> **AIM**
Every line below that holds the string "JSON" should be copied out.

======== SUPPLIED DATA

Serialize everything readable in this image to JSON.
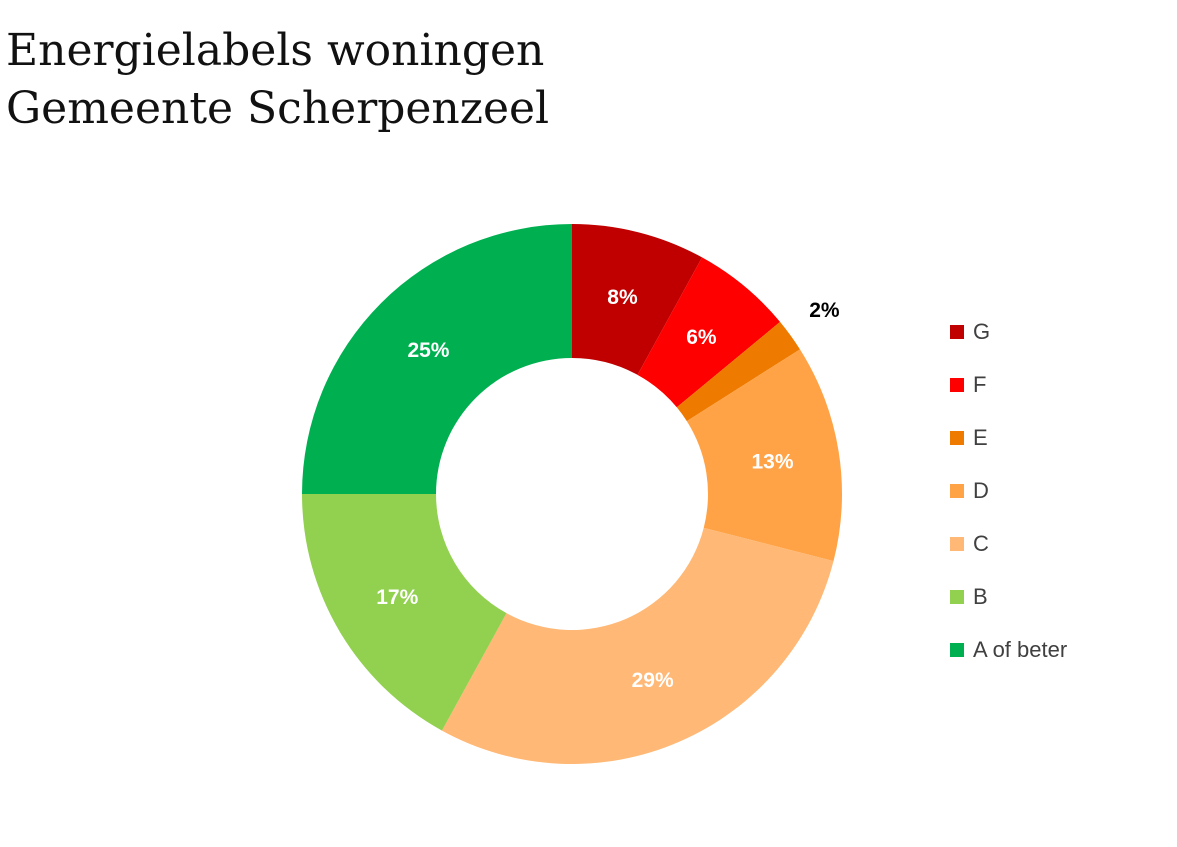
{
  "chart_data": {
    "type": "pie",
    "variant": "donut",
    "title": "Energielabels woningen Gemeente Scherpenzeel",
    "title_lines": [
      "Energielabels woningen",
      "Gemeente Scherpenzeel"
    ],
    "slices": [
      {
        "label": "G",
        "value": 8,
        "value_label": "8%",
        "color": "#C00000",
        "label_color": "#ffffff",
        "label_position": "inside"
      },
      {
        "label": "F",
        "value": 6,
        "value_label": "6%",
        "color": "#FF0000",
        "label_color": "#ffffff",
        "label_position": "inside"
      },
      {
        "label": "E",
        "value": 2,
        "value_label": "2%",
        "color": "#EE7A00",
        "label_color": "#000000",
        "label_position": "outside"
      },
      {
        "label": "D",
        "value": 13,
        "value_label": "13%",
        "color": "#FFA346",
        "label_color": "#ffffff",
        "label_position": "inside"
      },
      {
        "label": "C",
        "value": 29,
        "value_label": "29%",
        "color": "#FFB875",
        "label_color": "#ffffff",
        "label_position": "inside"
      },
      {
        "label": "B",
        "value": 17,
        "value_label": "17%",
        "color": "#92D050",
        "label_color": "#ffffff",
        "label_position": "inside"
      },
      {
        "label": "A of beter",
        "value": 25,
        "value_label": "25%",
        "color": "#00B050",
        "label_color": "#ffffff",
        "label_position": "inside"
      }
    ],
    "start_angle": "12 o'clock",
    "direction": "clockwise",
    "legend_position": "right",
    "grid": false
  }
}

================
======== SUPPLIED DATA

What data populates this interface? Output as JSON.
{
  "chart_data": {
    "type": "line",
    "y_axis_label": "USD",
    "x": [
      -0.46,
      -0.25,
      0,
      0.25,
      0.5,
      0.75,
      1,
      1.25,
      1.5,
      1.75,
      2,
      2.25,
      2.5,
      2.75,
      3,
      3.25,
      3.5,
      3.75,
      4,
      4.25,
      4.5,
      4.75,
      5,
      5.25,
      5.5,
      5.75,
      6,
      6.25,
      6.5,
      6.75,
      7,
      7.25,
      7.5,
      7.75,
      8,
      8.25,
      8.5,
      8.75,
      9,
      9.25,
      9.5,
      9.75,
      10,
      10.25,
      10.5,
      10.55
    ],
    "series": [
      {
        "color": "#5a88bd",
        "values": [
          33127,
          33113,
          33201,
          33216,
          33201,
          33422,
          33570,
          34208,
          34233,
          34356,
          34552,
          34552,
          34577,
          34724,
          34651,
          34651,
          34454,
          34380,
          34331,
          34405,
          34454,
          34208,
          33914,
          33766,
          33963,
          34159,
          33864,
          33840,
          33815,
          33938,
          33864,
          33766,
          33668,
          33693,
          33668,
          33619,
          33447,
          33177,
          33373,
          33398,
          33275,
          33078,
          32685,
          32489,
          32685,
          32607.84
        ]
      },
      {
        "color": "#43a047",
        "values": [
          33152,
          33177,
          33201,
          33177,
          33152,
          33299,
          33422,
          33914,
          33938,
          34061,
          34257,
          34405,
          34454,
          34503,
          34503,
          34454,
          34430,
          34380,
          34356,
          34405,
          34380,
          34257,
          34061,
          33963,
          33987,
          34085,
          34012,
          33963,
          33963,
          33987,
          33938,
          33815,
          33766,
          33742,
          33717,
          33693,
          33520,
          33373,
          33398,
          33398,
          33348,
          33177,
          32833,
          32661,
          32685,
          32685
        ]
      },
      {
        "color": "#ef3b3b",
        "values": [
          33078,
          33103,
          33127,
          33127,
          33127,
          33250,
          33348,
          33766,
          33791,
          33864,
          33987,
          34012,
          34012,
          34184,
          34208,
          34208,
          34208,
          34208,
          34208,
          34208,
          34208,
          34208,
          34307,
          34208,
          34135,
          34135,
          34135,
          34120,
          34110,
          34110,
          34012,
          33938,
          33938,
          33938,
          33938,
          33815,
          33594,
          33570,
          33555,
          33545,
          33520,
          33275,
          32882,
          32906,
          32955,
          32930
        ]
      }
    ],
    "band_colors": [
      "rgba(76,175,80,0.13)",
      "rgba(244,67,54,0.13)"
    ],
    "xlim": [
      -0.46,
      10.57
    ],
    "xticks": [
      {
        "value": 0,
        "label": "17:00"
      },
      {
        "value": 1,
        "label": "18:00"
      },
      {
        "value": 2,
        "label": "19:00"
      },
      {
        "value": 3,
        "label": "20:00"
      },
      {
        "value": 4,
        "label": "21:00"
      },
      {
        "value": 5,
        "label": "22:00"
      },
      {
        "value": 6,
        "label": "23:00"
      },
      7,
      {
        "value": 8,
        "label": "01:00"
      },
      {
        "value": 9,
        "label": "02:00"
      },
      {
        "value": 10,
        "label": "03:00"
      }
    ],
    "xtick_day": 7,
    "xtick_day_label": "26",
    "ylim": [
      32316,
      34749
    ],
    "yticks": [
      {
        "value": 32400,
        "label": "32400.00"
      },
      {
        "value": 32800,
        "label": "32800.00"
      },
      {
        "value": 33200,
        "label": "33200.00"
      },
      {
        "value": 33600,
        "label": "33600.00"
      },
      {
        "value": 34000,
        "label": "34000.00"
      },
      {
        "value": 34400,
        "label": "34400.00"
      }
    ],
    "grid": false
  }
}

================

> **TASK OUTPUT**
Serialize everything readable in this image to JSON.
What data populates this interface? Output as JSON.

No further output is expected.